#### Short problem:
Report all lines from the entries below in which "background" appears.

#### Data provided:
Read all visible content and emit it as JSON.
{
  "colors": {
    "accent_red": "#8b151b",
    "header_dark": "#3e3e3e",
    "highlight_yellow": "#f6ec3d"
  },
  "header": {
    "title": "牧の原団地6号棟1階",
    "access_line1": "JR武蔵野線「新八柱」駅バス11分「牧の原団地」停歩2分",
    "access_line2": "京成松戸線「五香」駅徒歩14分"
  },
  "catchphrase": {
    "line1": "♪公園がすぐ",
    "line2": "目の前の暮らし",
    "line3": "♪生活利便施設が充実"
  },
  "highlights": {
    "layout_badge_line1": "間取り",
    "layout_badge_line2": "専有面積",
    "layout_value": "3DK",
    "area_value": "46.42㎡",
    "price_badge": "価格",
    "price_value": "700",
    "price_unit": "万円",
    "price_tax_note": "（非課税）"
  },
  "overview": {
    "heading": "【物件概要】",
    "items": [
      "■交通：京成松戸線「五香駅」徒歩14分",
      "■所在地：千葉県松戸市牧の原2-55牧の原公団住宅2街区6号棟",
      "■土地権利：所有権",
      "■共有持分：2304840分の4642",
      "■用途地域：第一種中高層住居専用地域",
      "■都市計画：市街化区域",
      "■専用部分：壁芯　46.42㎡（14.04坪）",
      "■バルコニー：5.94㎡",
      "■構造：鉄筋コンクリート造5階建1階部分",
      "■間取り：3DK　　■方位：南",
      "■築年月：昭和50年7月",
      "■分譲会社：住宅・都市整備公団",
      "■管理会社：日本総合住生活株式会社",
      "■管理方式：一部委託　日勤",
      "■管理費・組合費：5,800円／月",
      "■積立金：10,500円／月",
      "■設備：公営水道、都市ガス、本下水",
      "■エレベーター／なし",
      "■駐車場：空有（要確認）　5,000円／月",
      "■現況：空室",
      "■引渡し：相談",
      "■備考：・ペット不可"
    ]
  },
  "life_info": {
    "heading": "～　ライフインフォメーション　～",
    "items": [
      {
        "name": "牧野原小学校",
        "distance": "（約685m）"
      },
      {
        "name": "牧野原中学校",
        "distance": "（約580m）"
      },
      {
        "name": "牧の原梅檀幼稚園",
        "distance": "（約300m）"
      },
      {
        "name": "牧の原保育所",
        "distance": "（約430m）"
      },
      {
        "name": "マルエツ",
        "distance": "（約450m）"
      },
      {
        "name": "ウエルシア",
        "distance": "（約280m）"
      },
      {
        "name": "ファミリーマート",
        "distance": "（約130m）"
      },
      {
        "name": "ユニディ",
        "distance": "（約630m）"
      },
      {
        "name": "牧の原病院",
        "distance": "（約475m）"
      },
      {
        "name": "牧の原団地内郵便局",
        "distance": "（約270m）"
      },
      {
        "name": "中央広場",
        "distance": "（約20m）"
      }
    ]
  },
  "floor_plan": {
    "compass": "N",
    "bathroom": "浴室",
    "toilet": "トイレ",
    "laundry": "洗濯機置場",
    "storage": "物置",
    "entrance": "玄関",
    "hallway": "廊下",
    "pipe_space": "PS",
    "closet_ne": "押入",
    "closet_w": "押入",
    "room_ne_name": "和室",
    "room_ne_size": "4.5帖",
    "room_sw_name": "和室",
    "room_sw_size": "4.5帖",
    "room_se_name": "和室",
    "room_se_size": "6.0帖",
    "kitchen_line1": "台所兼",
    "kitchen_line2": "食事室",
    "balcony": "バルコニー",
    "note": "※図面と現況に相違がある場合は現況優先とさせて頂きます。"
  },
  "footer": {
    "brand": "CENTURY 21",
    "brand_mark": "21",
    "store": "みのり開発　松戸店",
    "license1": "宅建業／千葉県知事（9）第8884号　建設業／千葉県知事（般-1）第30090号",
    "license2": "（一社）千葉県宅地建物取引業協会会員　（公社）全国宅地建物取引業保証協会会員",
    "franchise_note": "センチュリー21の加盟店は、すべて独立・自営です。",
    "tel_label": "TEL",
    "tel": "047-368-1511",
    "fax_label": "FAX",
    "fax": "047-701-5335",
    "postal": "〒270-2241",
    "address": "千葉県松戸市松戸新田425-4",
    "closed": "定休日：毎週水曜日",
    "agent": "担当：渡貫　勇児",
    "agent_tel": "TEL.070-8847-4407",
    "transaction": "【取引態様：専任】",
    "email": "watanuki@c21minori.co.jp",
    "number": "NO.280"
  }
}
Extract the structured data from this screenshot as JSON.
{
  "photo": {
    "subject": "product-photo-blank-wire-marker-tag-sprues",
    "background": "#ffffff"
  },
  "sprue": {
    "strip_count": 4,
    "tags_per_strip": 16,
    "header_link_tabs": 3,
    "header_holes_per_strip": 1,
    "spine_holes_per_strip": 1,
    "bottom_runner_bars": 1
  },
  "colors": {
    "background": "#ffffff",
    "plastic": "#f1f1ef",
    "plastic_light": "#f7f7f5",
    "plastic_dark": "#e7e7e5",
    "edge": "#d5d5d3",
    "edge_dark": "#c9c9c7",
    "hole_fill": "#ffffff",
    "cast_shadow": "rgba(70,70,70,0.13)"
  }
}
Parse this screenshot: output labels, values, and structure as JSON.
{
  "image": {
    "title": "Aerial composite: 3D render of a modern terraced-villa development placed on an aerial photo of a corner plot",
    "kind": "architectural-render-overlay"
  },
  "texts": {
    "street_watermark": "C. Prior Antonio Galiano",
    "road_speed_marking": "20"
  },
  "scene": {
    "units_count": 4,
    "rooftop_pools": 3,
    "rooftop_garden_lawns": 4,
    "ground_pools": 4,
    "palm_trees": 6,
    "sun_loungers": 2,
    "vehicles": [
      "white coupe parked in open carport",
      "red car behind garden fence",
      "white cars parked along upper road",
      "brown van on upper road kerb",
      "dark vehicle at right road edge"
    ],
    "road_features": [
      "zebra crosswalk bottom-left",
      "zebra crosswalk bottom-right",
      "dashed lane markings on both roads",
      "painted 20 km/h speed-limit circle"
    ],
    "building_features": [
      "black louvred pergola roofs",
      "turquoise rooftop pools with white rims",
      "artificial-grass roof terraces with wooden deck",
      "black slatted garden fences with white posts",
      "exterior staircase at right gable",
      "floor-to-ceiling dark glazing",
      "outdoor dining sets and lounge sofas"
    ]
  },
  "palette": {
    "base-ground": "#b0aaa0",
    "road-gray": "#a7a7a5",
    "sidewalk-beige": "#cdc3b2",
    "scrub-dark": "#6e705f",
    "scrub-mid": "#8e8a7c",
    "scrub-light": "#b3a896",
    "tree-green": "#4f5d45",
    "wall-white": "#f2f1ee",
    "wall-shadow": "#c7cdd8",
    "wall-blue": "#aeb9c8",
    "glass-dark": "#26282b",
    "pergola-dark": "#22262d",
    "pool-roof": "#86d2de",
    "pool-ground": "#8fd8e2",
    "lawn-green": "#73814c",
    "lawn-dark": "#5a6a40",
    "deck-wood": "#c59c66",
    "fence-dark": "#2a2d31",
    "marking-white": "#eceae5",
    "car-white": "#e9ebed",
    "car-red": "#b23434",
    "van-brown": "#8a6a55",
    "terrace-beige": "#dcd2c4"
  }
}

#### Correct response:
    "background": "#ffffff"
    "background": "#ffffff",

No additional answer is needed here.